**Listing**
— Start —

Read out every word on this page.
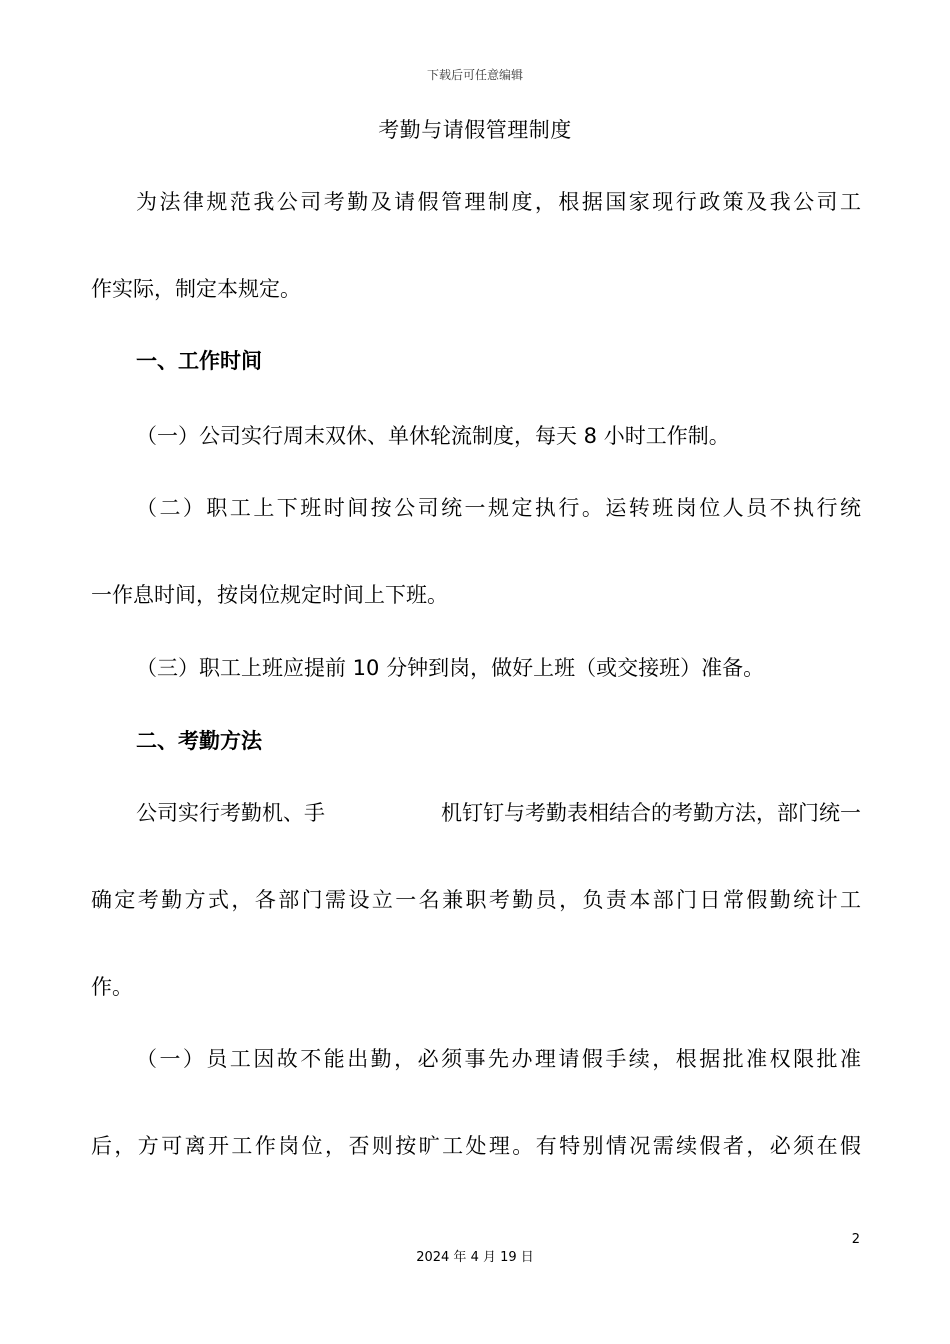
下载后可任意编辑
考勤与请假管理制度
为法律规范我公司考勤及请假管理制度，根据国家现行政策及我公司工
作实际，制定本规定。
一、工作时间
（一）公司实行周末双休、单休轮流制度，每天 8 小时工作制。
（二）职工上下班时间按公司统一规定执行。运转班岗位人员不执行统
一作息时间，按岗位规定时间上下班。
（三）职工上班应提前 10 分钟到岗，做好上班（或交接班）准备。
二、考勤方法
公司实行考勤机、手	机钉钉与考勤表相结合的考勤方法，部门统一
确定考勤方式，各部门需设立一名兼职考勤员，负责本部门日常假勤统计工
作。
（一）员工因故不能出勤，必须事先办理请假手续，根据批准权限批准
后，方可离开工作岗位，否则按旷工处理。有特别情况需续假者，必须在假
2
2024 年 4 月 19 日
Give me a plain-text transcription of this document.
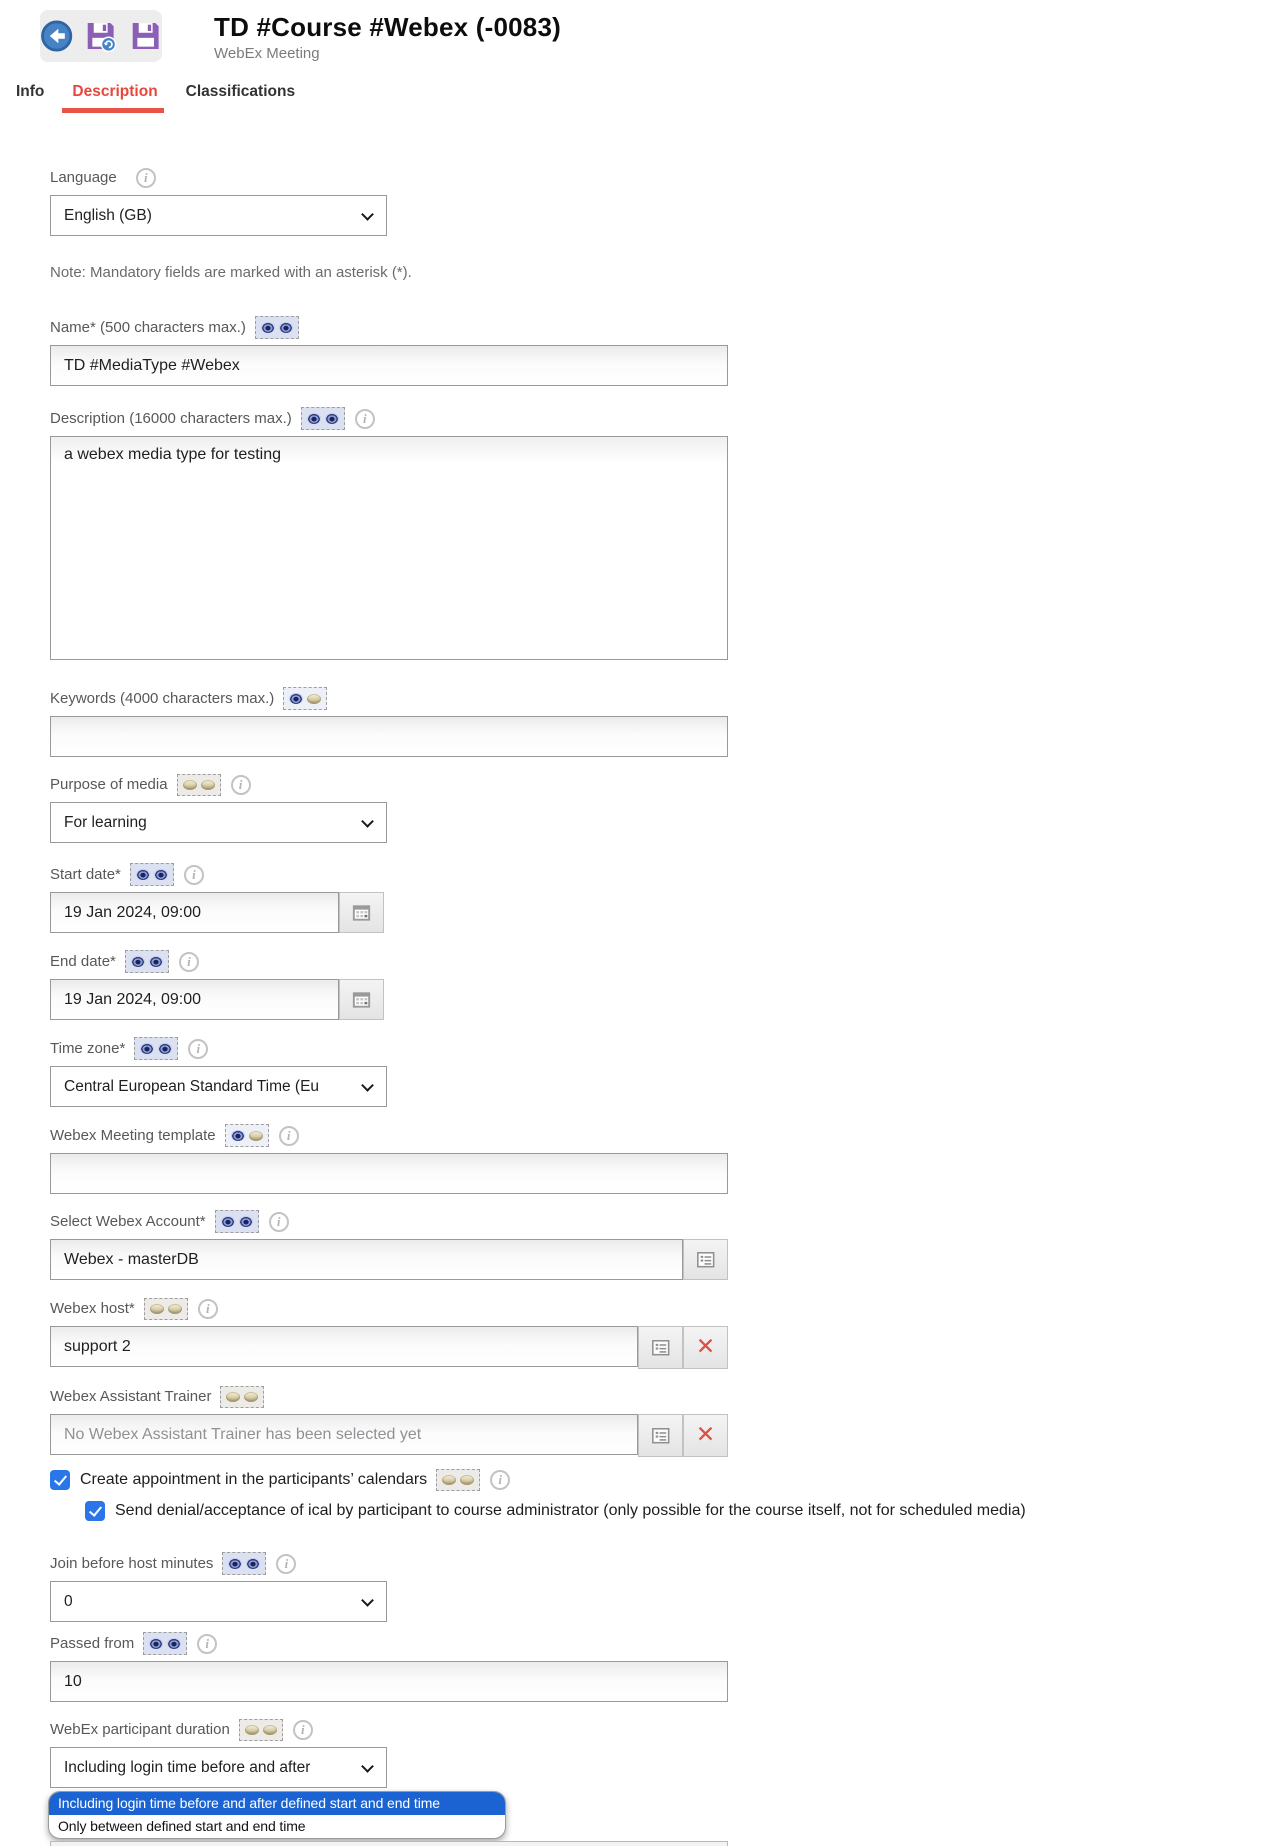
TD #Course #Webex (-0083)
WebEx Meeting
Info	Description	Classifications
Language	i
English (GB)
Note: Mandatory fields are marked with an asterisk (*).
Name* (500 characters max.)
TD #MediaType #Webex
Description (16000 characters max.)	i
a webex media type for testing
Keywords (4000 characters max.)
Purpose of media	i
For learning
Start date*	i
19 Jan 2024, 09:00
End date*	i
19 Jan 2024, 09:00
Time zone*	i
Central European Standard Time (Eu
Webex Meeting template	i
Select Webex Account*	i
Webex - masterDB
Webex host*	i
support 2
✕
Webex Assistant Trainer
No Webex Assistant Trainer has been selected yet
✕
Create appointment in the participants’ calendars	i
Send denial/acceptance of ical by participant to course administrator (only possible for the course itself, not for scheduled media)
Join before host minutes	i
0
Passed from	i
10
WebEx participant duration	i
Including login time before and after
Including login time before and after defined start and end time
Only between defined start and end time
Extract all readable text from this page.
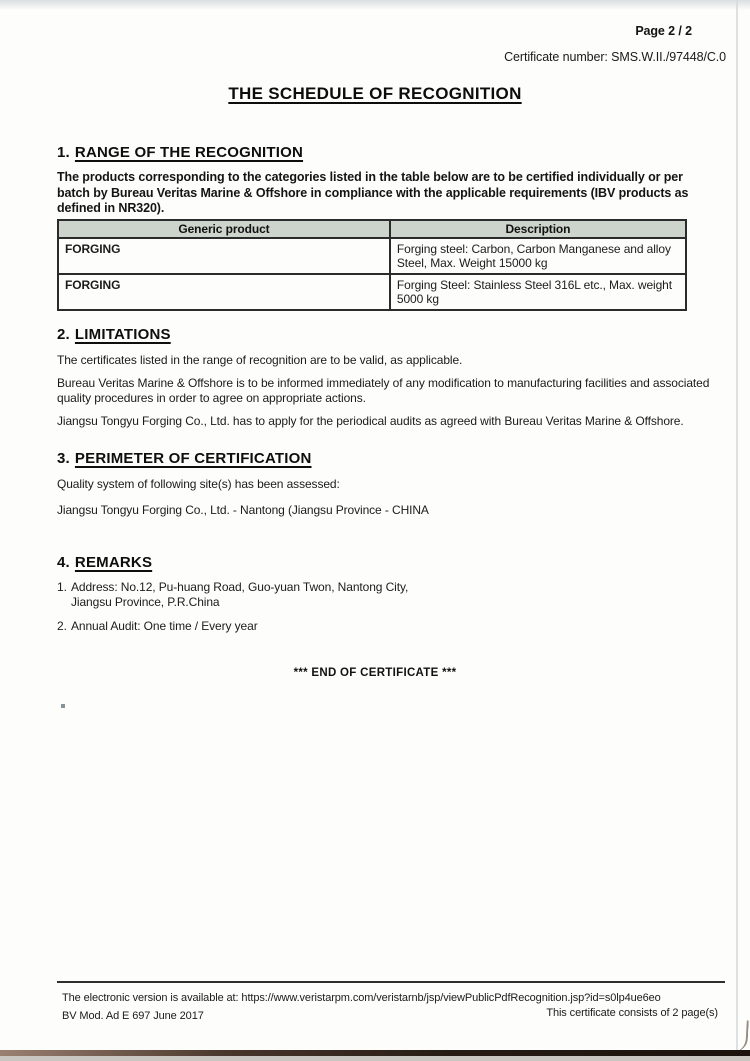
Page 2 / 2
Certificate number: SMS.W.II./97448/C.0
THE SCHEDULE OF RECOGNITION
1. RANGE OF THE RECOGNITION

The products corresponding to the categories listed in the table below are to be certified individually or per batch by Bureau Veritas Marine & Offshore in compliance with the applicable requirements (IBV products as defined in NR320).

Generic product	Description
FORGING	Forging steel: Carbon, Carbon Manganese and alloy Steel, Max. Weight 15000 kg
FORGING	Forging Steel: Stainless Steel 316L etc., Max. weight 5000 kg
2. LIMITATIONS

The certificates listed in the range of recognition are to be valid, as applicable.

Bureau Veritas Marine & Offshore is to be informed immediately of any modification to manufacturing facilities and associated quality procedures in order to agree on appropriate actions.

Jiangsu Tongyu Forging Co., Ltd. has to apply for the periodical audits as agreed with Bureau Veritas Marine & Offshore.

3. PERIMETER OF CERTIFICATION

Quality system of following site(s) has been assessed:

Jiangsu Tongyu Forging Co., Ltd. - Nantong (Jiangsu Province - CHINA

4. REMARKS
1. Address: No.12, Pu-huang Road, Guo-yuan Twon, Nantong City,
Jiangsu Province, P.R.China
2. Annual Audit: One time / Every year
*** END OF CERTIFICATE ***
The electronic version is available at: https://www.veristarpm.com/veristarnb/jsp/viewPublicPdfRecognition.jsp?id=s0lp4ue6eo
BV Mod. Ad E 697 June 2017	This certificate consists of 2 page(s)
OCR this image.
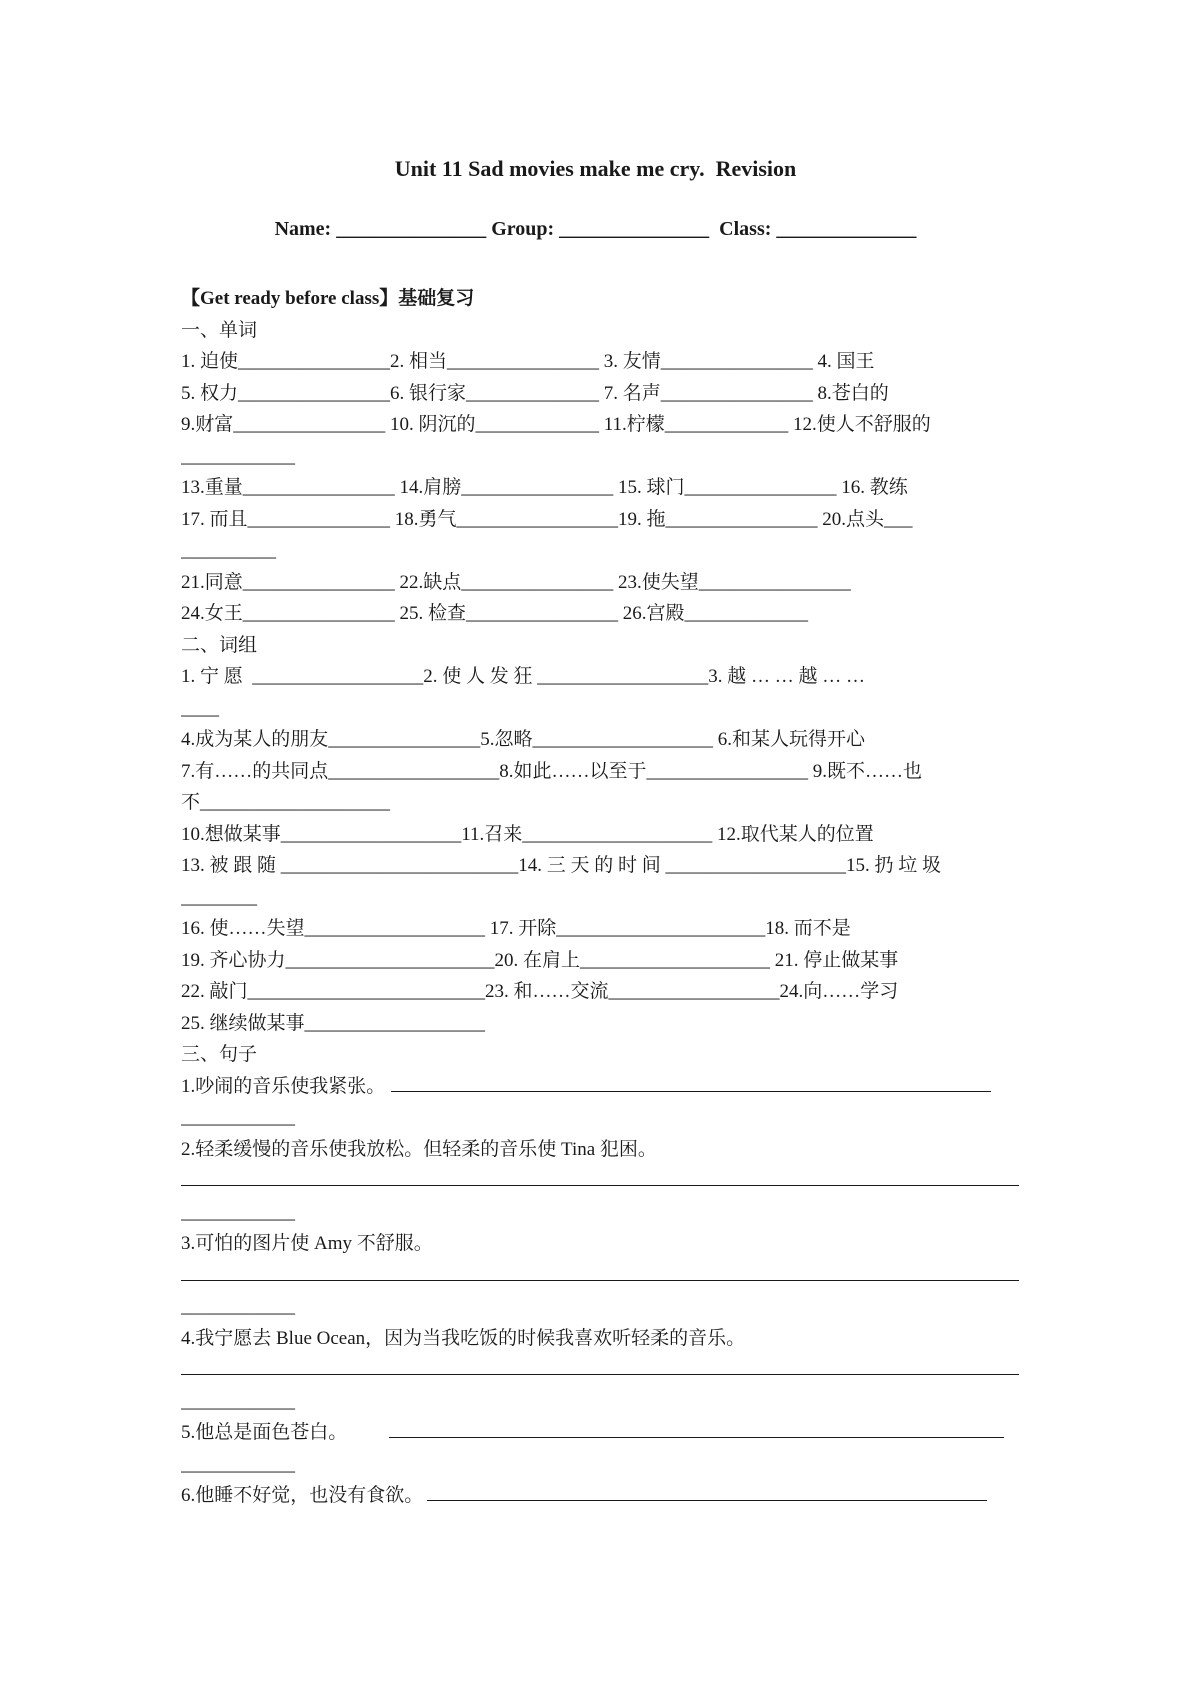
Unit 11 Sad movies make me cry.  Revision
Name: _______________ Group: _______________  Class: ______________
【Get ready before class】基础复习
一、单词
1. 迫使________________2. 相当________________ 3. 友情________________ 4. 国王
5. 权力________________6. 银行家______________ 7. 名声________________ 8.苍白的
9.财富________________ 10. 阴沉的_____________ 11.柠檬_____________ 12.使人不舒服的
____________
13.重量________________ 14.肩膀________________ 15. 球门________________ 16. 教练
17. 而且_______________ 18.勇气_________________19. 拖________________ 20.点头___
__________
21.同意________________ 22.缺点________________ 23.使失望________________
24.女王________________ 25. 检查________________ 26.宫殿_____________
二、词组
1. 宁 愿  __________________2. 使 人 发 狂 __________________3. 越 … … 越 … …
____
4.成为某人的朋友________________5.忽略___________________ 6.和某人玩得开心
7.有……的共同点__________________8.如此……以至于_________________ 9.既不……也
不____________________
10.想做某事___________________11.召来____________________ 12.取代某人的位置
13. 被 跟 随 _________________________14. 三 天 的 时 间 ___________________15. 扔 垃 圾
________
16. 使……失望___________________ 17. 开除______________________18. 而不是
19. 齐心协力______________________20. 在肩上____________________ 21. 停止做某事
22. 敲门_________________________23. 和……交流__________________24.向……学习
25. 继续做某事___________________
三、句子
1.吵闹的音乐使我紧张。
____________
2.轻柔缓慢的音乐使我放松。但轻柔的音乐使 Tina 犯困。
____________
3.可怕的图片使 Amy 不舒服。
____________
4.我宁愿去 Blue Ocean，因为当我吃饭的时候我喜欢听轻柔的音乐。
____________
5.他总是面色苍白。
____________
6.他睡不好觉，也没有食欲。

— End —

**Direction**
Go through the listing above and work out how many lines contain the string "Tongyu". Reply with the number alone.

**Output**
2